-- START DATA IN THIS EXERCISE --

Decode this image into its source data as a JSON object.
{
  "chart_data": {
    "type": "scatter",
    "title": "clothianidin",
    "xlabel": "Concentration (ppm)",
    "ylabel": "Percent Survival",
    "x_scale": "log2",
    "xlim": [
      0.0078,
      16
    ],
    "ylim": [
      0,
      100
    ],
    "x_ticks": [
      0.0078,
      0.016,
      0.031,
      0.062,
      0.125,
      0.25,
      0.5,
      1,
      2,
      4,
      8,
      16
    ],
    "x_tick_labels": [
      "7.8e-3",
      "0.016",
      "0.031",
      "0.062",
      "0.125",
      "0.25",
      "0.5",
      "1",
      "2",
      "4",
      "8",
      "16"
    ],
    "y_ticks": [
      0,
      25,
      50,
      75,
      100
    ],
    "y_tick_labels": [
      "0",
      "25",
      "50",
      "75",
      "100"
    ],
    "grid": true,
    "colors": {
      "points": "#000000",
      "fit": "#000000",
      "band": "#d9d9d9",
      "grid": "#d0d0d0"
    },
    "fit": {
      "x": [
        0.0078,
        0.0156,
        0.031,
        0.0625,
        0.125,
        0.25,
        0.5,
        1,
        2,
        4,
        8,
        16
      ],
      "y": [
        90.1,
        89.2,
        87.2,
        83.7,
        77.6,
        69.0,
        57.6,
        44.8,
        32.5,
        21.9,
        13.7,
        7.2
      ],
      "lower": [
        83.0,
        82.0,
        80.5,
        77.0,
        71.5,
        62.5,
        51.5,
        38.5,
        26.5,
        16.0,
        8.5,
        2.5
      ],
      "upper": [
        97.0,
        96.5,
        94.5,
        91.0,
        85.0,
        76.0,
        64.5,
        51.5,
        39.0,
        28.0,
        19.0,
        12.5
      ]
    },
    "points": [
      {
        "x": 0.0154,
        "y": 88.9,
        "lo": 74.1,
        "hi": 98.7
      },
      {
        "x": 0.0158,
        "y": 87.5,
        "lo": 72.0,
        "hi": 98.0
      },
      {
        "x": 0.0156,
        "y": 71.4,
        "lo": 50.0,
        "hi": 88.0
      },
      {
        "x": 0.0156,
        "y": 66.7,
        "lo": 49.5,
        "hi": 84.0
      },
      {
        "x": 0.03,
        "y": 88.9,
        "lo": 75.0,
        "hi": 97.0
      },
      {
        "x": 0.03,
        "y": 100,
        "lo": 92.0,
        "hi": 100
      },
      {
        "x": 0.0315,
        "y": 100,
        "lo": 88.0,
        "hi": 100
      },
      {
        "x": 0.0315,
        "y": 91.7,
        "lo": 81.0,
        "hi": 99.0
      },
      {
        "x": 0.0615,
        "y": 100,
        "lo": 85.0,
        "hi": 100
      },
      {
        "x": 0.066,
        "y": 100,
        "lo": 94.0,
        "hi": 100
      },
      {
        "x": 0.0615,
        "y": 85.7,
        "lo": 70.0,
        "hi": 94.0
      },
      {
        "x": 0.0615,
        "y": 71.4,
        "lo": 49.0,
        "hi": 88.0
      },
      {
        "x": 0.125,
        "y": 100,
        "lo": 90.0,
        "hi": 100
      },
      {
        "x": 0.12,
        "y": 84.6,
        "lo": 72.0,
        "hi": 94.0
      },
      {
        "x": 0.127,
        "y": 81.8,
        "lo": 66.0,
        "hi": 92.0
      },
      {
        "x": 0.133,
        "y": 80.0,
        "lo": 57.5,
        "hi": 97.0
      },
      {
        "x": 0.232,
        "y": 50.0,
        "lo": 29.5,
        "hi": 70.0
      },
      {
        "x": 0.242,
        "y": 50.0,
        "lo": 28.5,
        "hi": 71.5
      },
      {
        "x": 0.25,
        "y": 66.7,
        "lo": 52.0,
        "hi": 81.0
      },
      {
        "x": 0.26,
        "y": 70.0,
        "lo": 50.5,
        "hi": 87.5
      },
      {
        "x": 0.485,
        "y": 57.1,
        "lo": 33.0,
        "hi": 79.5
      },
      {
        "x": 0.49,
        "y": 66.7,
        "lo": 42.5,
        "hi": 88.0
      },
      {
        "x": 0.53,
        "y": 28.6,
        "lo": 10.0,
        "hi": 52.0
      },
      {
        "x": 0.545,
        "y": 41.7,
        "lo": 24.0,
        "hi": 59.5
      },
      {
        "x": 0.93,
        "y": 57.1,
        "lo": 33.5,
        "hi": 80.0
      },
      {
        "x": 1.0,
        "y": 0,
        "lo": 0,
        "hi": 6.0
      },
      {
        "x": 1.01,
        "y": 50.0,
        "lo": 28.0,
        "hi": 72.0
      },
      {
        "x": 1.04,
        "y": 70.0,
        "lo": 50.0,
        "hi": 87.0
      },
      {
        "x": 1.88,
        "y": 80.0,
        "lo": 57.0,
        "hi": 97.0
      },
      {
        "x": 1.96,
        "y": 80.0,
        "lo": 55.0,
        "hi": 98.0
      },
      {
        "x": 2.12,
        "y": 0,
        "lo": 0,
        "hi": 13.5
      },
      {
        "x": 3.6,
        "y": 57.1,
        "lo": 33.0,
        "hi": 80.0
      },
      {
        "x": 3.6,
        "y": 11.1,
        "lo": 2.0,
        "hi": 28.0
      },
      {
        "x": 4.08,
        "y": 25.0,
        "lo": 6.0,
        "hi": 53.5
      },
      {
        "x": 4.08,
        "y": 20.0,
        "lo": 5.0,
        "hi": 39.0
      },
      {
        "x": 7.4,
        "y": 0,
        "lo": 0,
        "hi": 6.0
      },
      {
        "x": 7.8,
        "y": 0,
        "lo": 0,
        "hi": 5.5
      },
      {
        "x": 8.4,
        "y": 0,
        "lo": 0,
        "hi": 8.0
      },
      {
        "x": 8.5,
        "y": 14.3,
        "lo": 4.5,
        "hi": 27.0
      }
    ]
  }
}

-- END DATA IN THIS EXERCISE --

- WHAT THE EXERCISE ASKS -
Reproduce the entries above in full by retyping them exactly.

- IN RESPONSE -
Decode this image into its source data as a JSON object.
{
  "chart_data": {
    "type": "scatter",
    "title": "clothianidin",
    "xlabel": "Concentration (ppm)",
    "ylabel": "Percent Survival",
    "x_scale": "log2",
    "xlim": [
      0.0078,
      16
    ],
    "ylim": [
      0,
      100
    ],
    "x_ticks": [
      0.0078,
      0.016,
      0.031,
      0.062,
      0.125,
      0.25,
      0.5,
      1,
      2,
      4,
      8,
      16
    ],
    "x_tick_labels": [
      "7.8e-3",
      "0.016",
      "0.031",
      "0.062",
      "0.125",
      "0.25",
      "0.5",
      "1",
      "2",
      "4",
      "8",
      "16"
    ],
    "y_ticks": [
      0,
      25,
      50,
      75,
      100
    ],
    "y_tick_labels": [
      "0",
      "25",
      "50",
      "75",
      "100"
    ],
    "grid": true,
    "colors": {
      "points": "#000000",
      "fit": "#000000",
      "band": "#d9d9d9",
      "grid": "#d0d0d0"
    },
    "fit": {
      "x": [
        0.0078,
        0.0156,
        0.031,
        0.0625,
        0.125,
        0.25,
        0.5,
        1,
        2,
        4,
        8,
        16
      ],
      "y": [
        90.1,
        89.2,
        87.2,
        83.7,
        77.6,
        69.0,
        57.6,
        44.8,
        32.5,
        21.9,
        13.7,
        7.2
      ],
      "lower": [
        83.0,
        82.0,
        80.5,
        77.0,
        71.5,
        62.5,
        51.5,
        38.5,
        26.5,
        16.0,
        8.5,
        2.5
      ],
      "upper": [
        97.0,
        96.5,
        94.5,
        91.0,
        85.0,
        76.0,
        64.5,
        51.5,
        39.0,
        28.0,
        19.0,
        12.5
      ]
    },
    "points": [
      {
        "x": 0.0154,
        "y": 88.9,
        "lo": 74.1,
        "hi": 98.7
      },
      {
        "x": 0.0158,
        "y": 87.5,
        "lo": 72.0,
        "hi": 98.0
      },
      {
        "x": 0.0156,
        "y": 71.4,
        "lo": 50.0,
        "hi": 88.0
      },
      {
        "x": 0.0156,
        "y": 66.7,
        "lo": 49.5,
        "hi": 84.0
      },
      {
        "x": 0.03,
        "y": 88.9,
        "lo": 75.0,
        "hi": 97.0
      },
      {
        "x": 0.03,
        "y": 100,
        "lo": 92.0,
        "hi": 100
      },
      {
        "x": 0.0315,
        "y": 100,
        "lo": 88.0,
        "hi": 100
      },
      {
        "x": 0.0315,
        "y": 91.7,
        "lo": 81.0,
        "hi": 99.0
      },
      {
        "x": 0.0615,
        "y": 100,
        "lo": 85.0,
        "hi": 100
      },
      {
        "x": 0.066,
        "y": 100,
        "lo": 94.0,
        "hi": 100
      },
      {
        "x": 0.0615,
        "y": 85.7,
        "lo": 70.0,
        "hi": 94.0
      },
      {
        "x": 0.0615,
        "y": 71.4,
        "lo": 49.0,
        "hi": 88.0
      },
      {
        "x": 0.125,
        "y": 100,
        "lo": 90.0,
        "hi": 100
      },
      {
        "x": 0.12,
        "y": 84.6,
        "lo": 72.0,
        "hi": 94.0
      },
      {
        "x": 0.127,
        "y": 81.8,
        "lo": 66.0,
        "hi": 92.0
      },
      {
        "x": 0.133,
        "y": 80.0,
        "lo": 57.5,
        "hi": 97.0
      },
      {
        "x": 0.232,
        "y": 50.0,
        "lo": 29.5,
        "hi": 70.0
      },
      {
        "x": 0.242,
        "y": 50.0,
        "lo": 28.5,
        "hi": 71.5
      },
      {
        "x": 0.25,
        "y": 66.7,
        "lo": 52.0,
        "hi": 81.0
      },
      {
        "x": 0.26,
        "y": 70.0,
        "lo": 50.5,
        "hi": 87.5
      },
      {
        "x": 0.485,
        "y": 57.1,
        "lo": 33.0,
        "hi": 79.5
      },
      {
        "x": 0.49,
        "y": 66.7,
        "lo": 42.5,
        "hi": 88.0
      },
      {
        "x": 0.53,
        "y": 28.6,
        "lo": 10.0,
        "hi": 52.0
      },
      {
        "x": 0.545,
        "y": 41.7,
        "lo": 24.0,
        "hi": 59.5
      },
      {
        "x": 0.93,
        "y": 57.1,
        "lo": 33.5,
        "hi": 80.0
      },
      {
        "x": 1.0,
        "y": 0,
        "lo": 0,
        "hi": 6.0
      },
      {
        "x": 1.01,
        "y": 50.0,
        "lo": 28.0,
        "hi": 72.0
      },
      {
        "x": 1.04,
        "y": 70.0,
        "lo": 50.0,
        "hi": 87.0
      },
      {
        "x": 1.88,
        "y": 80.0,
        "lo": 57.0,
        "hi": 97.0
      },
      {
        "x": 1.96,
        "y": 80.0,
        "lo": 55.0,
        "hi": 98.0
      },
      {
        "x": 2.12,
        "y": 0,
        "lo": 0,
        "hi": 13.5
      },
      {
        "x": 3.6,
        "y": 57.1,
        "lo": 33.0,
        "hi": 80.0
      },
      {
        "x": 3.6,
        "y": 11.1,
        "lo": 2.0,
        "hi": 28.0
      },
      {
        "x": 4.08,
        "y": 25.0,
        "lo": 6.0,
        "hi": 53.5
      },
      {
        "x": 4.08,
        "y": 20.0,
        "lo": 5.0,
        "hi": 39.0
      },
      {
        "x": 7.4,
        "y": 0,
        "lo": 0,
        "hi": 6.0
      },
      {
        "x": 7.8,
        "y": 0,
        "lo": 0,
        "hi": 5.5
      },
      {
        "x": 8.4,
        "y": 0,
        "lo": 0,
        "hi": 8.0
      },
      {
        "x": 8.5,
        "y": 14.3,
        "lo": 4.5,
        "hi": 27.0
      }
    ]
  }
}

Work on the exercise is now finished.